All entries must be extracted exactly, with nothing added or dropped.

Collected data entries

◇ ◇ ◇ ◇

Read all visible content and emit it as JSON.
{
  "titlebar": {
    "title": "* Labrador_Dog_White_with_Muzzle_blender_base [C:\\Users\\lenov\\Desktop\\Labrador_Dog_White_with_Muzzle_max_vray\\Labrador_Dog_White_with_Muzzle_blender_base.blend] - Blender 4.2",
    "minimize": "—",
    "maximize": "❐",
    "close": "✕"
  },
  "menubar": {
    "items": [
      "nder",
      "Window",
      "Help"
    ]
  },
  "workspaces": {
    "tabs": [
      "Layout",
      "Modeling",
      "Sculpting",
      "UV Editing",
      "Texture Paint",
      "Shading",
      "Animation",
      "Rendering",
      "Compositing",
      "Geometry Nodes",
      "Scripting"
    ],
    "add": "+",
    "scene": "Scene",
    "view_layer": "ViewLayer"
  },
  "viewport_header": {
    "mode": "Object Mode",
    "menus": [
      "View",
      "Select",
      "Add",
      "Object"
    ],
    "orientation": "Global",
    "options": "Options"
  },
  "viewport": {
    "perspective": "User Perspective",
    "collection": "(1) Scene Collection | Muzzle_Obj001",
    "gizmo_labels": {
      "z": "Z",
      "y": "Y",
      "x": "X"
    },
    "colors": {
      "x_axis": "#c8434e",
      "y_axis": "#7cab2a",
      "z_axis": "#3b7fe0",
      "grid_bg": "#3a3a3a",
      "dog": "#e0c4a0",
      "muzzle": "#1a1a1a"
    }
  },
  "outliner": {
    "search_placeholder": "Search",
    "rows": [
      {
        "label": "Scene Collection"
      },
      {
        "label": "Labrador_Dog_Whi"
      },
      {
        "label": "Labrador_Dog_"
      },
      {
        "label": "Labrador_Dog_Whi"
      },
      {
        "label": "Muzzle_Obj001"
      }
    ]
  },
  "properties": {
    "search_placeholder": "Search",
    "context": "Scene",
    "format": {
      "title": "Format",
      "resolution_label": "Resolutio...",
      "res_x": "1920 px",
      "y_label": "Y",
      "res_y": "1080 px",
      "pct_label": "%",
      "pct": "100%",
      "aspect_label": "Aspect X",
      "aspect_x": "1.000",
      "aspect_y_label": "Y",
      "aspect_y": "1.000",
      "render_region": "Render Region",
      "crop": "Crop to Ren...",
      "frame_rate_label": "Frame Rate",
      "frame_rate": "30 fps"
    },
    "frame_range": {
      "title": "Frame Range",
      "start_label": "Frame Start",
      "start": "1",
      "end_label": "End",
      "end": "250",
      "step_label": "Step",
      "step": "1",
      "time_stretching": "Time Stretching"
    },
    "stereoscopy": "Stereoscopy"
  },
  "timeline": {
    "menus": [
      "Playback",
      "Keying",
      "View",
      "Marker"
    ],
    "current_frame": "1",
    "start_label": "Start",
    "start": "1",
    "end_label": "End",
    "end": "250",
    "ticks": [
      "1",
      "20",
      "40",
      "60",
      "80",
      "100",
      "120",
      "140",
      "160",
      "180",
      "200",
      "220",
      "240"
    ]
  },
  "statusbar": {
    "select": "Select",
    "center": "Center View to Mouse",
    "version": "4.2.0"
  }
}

◇ ◇ ◇ ◇

### THE RESULT:
Read all visible content and emit it as JSON.
{
  "titlebar": {
    "title": "* Labrador_Dog_White_with_Muzzle_blender_base [C:\\Users\\lenov\\Desktop\\Labrador_Dog_White_with_Muzzle_max_vray\\Labrador_Dog_White_with_Muzzle_blender_base.blend] - Blender 4.2",
    "minimize": "—",
    "maximize": "❐",
    "close": "✕"
  },
  "menubar": {
    "items": [
      "nder",
      "Window",
      "Help"
    ]
  },
  "workspaces": {
    "tabs": [
      "Layout",
      "Modeling",
      "Sculpting",
      "UV Editing",
      "Texture Paint",
      "Shading",
      "Animation",
      "Rendering",
      "Compositing",
      "Geometry Nodes",
      "Scripting"
    ],
    "add": "+",
    "scene": "Scene",
    "view_layer": "ViewLayer"
  },
  "viewport_header": {
    "mode": "Object Mode",
    "menus": [
      "View",
      "Select",
      "Add",
      "Object"
    ],
    "orientation": "Global",
    "options": "Options"
  },
  "viewport": {
    "perspective": "User Perspective",
    "collection": "(1) Scene Collection | Muzzle_Obj001",
    "gizmo_labels": {
      "z": "Z",
      "y": "Y",
      "x": "X"
    },
    "colors": {
      "x_axis": "#c8434e",
      "y_axis": "#7cab2a",
      "z_axis": "#3b7fe0",
      "grid_bg": "#3a3a3a",
      "dog": "#e0c4a0",
      "muzzle": "#1a1a1a"
    }
  },
  "outliner": {
    "search_placeholder": "Search",
    "rows": [
      {
        "label": "Scene Collection"
      },
      {
        "label": "Labrador_Dog_Whi"
      },
      {
        "label": "Labrador_Dog_"
      },
      {
        "label": "Labrador_Dog_Whi"
      },
      {
        "label": "Muzzle_Obj001"
      }
    ]
  },
  "properties": {
    "search_placeholder": "Search",
    "context": "Scene",
    "format": {
      "title": "Format",
      "resolution_label": "Resolutio...",
      "res_x": "1920 px",
      "y_label": "Y",
      "res_y": "1080 px",
      "pct_label": "%",
      "pct": "100%",
      "aspect_label": "Aspect X",
      "aspect_x": "1.000",
      "aspect_y_label": "Y",
      "aspect_y": "1.000",
      "render_region": "Render Region",
      "crop": "Crop to Ren...",
      "frame_rate_label": "Frame Rate",
      "frame_rate": "30 fps"
    },
    "frame_range": {
      "title": "Frame Range",
      "start_label": "Frame Start",
      "start": "1",
      "end_label": "End",
      "end": "250",
      "step_label": "Step",
      "step": "1",
      "time_stretching": "Time Stretching"
    },
    "stereoscopy": "Stereoscopy"
  },
  "timeline": {
    "menus": [
      "Playback",
      "Keying",
      "View",
      "Marker"
    ],
    "current_frame": "1",
    "start_label": "Start",
    "start": "1",
    "end_label": "End",
    "end": "250",
    "ticks": [
      "1",
      "20",
      "40",
      "60",
      "80",
      "100",
      "120",
      "140",
      "160",
      "180",
      "200",
      "220",
      "240"
    ]
  },
  "statusbar": {
    "select": "Select",
    "center": "Center View to Mouse",
    "version": "4.2.0"
  }
}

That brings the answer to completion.